**Work instructions**
Reproduce the data exactly and drop any pictures it holds.

Collected data entries:
— begin —

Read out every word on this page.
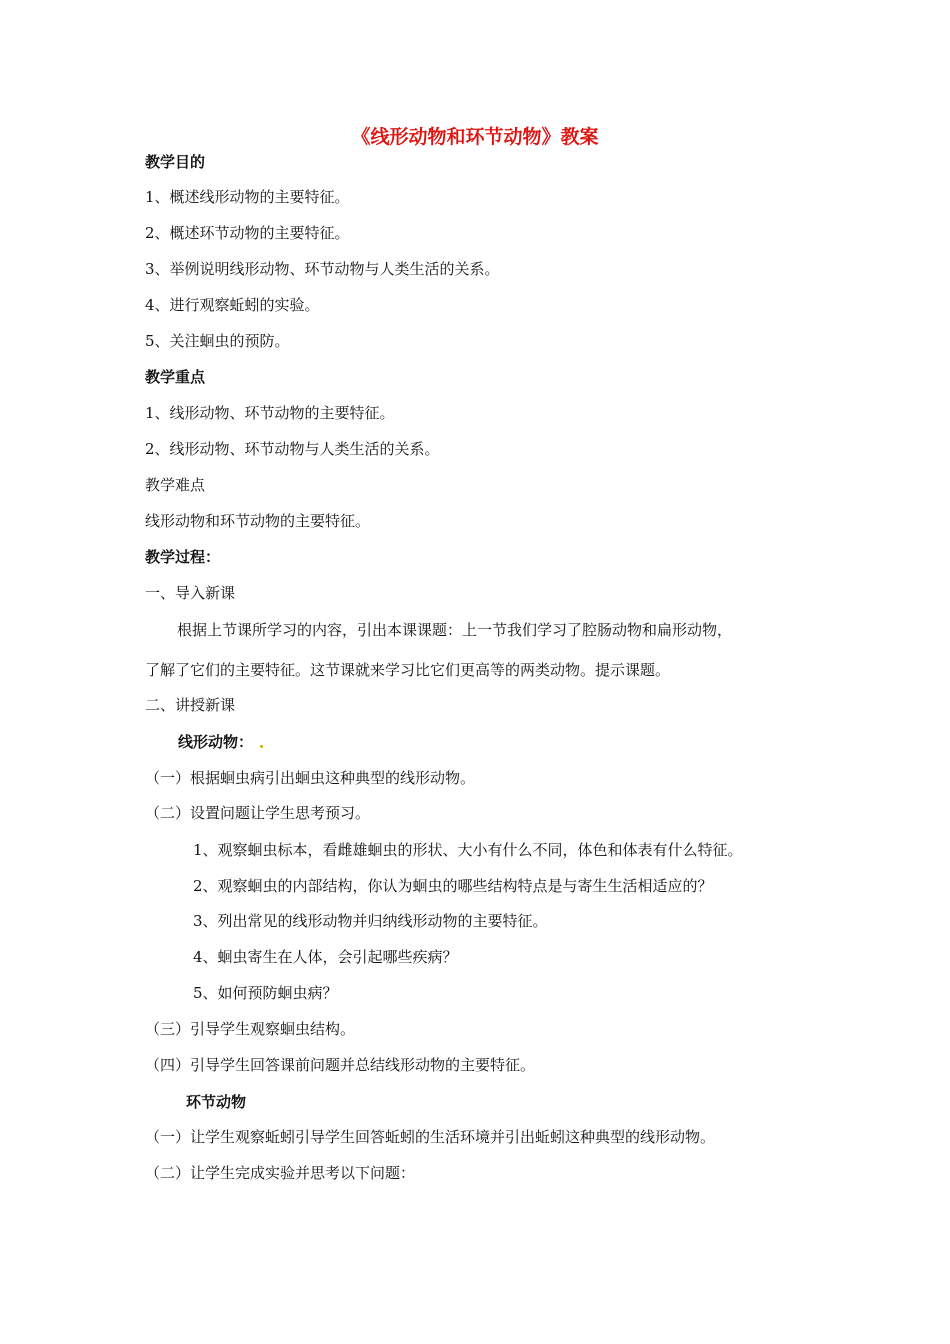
《线形动物和环节动物》教案
教学目的
1、概述线形动物的主要特征。
2、概述环节动物的主要特征。
3、举例说明线形动物、环节动物与人类生活的关系。
4、进行观察蚯蚓的实验。
5、关注蛔虫的预防。
教学重点
1、线形动物、环节动物的主要特征。
2、线形动物、环节动物与人类生活的关系。
教学难点
线形动物和环节动物的主要特征。
教学过程：
一、导入新课
根据上节课所学习的内容，引出本课课题：上一节我们学习了腔肠动物和扁形动物，
了解了它们的主要特征。这节课就来学习比它们更高等的两类动物。提示课题。
二、讲授新课
线形动物：
（一）根据蛔虫病引出蛔虫这种典型的线形动物。
（二）设置问题让学生思考预习。
1、观察蛔虫标本，看雌雄蛔虫的形状、大小有什么不同，体色和体表有什么特征。
2、观察蛔虫的内部结构，你认为蛔虫的哪些结构特点是与寄生生活相适应的？
3、列出常见的线形动物并归纳线形动物的主要特征。
4、蛔虫寄生在人体，会引起哪些疾病？
5、如何预防蛔虫病？
（三）引导学生观察蛔虫结构。
（四）引导学生回答课前问题并总结线形动物的主要特征。
环节动物
（一）让学生观察蚯蚓引导学生回答蚯蚓的生活环境并引出蚯蚓这种典型的线形动物。
（二）让学生完成实验并思考以下问题：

— end —

**The solution**
Read out every word on this page.
《线形动物和环节动物》教案
教学目的
1、概述线形动物的主要特征。
2、概述环节动物的主要特征。
3、举例说明线形动物、环节动物与人类生活的关系。
4、进行观察蚯蚓的实验。
5、关注蛔虫的预防。
教学重点
1、线形动物、环节动物的主要特征。
2、线形动物、环节动物与人类生活的关系。
教学难点
线形动物和环节动物的主要特征。
教学过程：
一、导入新课
根据上节课所学习的内容，引出本课课题：上一节我们学习了腔肠动物和扁形动物，
了解了它们的主要特征。这节课就来学习比它们更高等的两类动物。提示课题。
二、讲授新课
线形动物：
（一）根据蛔虫病引出蛔虫这种典型的线形动物。
（二）设置问题让学生思考预习。
1、观察蛔虫标本，看雌雄蛔虫的形状、大小有什么不同，体色和体表有什么特征。
2、观察蛔虫的内部结构，你认为蛔虫的哪些结构特点是与寄生生活相适应的？
3、列出常见的线形动物并归纳线形动物的主要特征。
4、蛔虫寄生在人体，会引起哪些疾病？
5、如何预防蛔虫病？
（三）引导学生观察蛔虫结构。
（四）引导学生回答课前问题并总结线形动物的主要特征。
环节动物
（一）让学生观察蚯蚓引导学生回答蚯蚓的生活环境并引出蚯蚓这种典型的线形动物。
（二）让学生完成实验并思考以下问题：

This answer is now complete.